┏━━

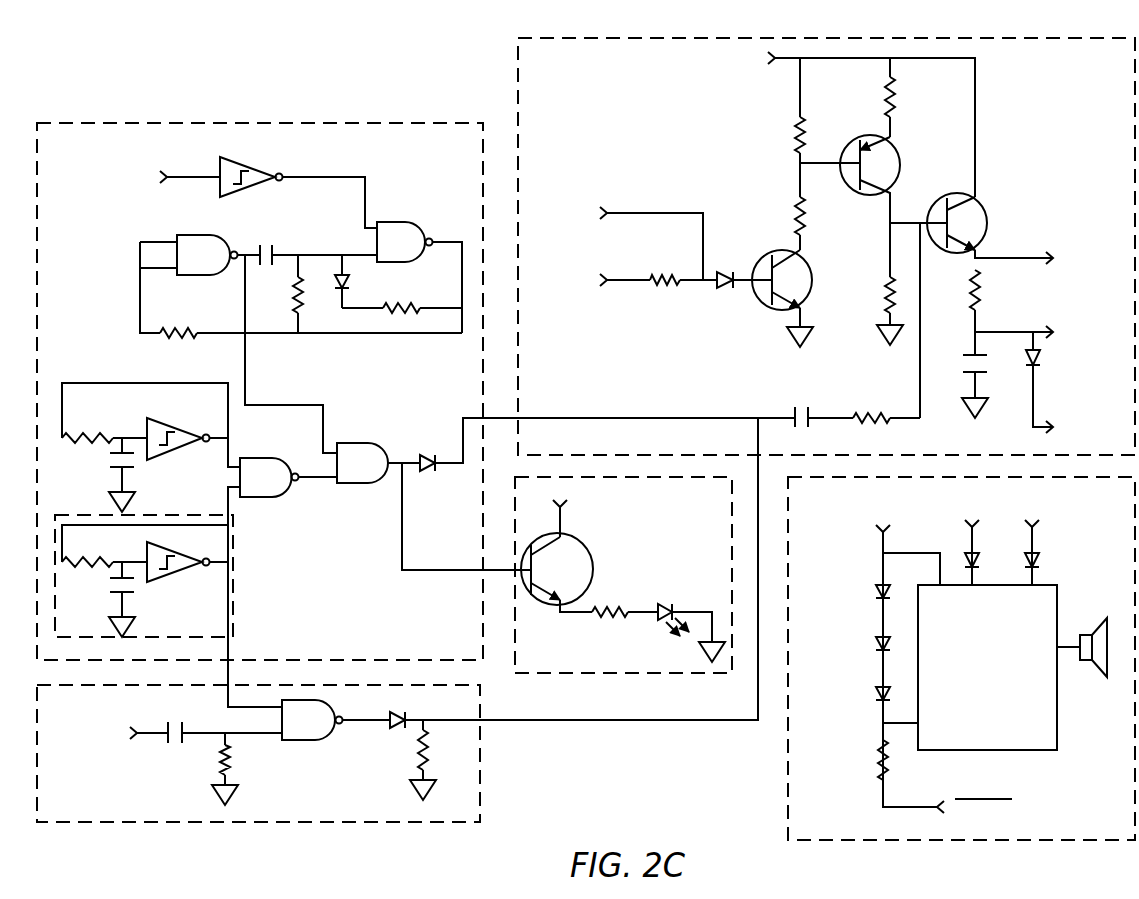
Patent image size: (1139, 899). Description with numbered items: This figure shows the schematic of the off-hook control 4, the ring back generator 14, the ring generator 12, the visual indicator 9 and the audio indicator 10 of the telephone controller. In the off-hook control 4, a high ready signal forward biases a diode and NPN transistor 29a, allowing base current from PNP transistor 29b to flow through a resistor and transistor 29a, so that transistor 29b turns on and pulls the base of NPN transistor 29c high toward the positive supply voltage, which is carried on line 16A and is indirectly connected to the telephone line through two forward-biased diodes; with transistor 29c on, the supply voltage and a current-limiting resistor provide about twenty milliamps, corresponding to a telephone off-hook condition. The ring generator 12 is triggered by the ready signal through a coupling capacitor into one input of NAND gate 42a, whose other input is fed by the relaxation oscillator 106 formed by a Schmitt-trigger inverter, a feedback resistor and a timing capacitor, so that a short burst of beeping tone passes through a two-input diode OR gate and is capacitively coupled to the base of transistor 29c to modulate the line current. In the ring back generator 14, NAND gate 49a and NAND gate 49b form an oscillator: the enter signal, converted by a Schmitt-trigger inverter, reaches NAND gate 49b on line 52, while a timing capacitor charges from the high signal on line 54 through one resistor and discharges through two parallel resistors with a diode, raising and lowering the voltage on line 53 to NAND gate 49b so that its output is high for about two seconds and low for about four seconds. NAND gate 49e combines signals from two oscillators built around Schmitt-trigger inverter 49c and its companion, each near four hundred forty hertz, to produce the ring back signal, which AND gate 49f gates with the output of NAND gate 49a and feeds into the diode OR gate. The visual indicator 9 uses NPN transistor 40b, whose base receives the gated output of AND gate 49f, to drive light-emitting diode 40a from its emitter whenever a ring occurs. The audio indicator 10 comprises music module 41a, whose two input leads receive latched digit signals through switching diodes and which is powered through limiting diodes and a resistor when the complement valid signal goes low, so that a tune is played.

The off-hook control 4 is at (519, 58).
The ring back generator 14 is at (399, 123).
The ring generator 12 is at (408, 822).
The visual indicator 9 is at (750, 687).
The audio indicator 10 is at (788, 818).
The NAND gate 49a is at (198, 275).
The NAND gate 49b is at (393, 214).
The Schmitt-trigger inverter 49c is at (192, 452).
The NAND gate 49e is at (265, 497).
The AND gate 49f is at (357, 483).
The inverted enter signal line 52 is at (330, 192).
The line 53 is at (320, 254).
The line 54 is at (329, 347).
The relaxation oscillator 106 is at (233, 570).
The NAND gate 42a is at (310, 740).
The NPN transistor 29a is at (770, 305).
The PNP transistor 29b is at (855, 193).
The NPN transistor 29c is at (970, 195).
The line 16A is at (920, 58).
The light-emitting diode 40a is at (655, 597).
The NPN transistor 40b is at (577, 548).
The music module 41a is at (1057, 622).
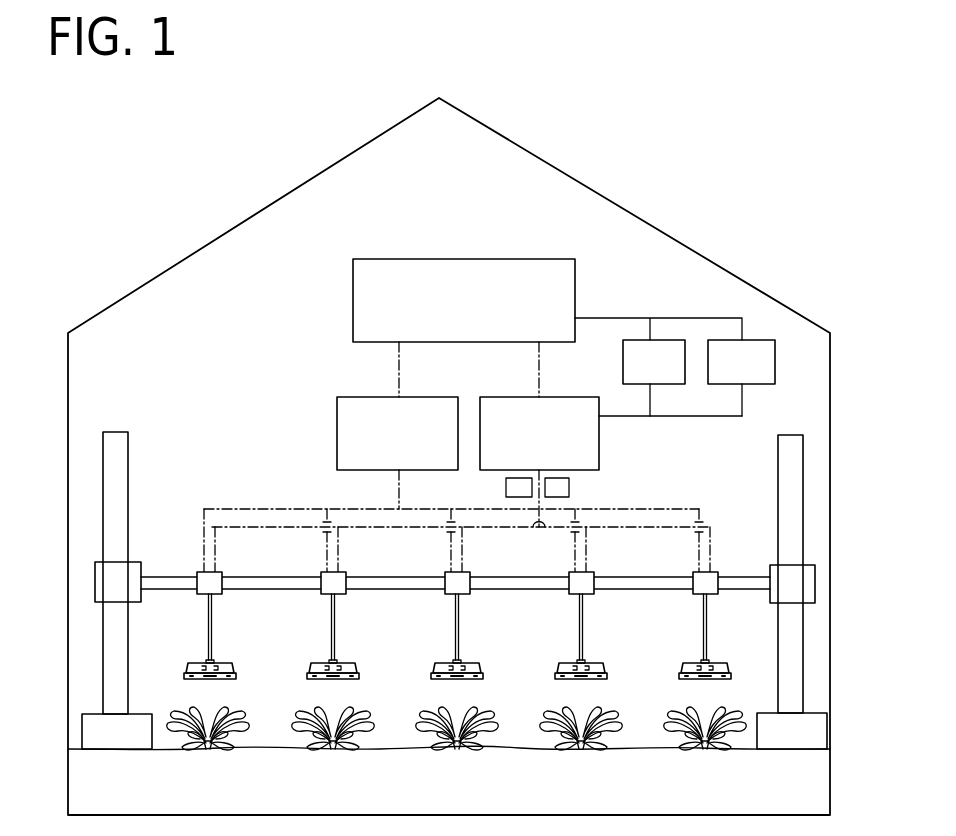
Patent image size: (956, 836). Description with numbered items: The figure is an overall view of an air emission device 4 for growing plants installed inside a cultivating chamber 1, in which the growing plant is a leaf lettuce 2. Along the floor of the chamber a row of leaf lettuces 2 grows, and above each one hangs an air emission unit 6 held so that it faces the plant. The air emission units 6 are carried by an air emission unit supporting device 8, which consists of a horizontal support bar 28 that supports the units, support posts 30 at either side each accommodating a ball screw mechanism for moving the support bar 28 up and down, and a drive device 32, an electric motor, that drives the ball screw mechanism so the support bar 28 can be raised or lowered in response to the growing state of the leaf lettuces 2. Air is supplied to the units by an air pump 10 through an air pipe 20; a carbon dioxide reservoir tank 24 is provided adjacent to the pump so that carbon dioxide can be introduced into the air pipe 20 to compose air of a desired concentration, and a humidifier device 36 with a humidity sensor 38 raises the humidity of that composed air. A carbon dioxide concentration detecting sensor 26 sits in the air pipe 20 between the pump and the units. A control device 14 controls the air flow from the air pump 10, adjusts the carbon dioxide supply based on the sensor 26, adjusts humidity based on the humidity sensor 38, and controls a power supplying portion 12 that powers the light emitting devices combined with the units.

┗━━

- [The task] Identify every line in the records that contains the string "humidifier", treating uppercase and lowercase as different, and copy each of those lines.

- [Expected output]
Patent image size: (956, 836). Description with numbered items: The figure is an overall view of an air emission device 4 for growing plants installed inside a cultivating chamber 1, in which the growing plant is a leaf lettuce 2. Along the floor of the chamber a row of leaf lettuces 2 grows, and above each one hangs an air emission unit 6 held so that it faces the plant. The air emission units 6 are carried by an air emission unit supporting device 8, which consists of a horizontal support bar 28 that supports the units, support posts 30 at either side each accommodating a ball screw mechanism for moving the support bar 28 up and down, and a drive device 32, an electric motor, that drives the ball screw mechanism so the support bar 28 can be raised or lowered in response to the growing state of the leaf lettuces 2. Air is supplied to the units by an air pump 10 through an air pipe 20; a carbon dioxide reservoir tank 24 is provided adjacent to the pump so that carbon dioxide can be introduced into the air pipe 20 to compose air of a desired concentration, and a humidifier device 36 with a humidity sensor 38 raises the humidity of that composed air. A carbon dioxide concentration detecting sensor 26 sits in the air pipe 20 between the pump and the units. A control device 14 controls the air flow from the air pump 10, adjusts the carbon dioxide supply based on the sensor 26, adjusts humidity based on the humidity sensor 38, and controls a power supplying portion 12 that powers the light emitting devices combined with the units.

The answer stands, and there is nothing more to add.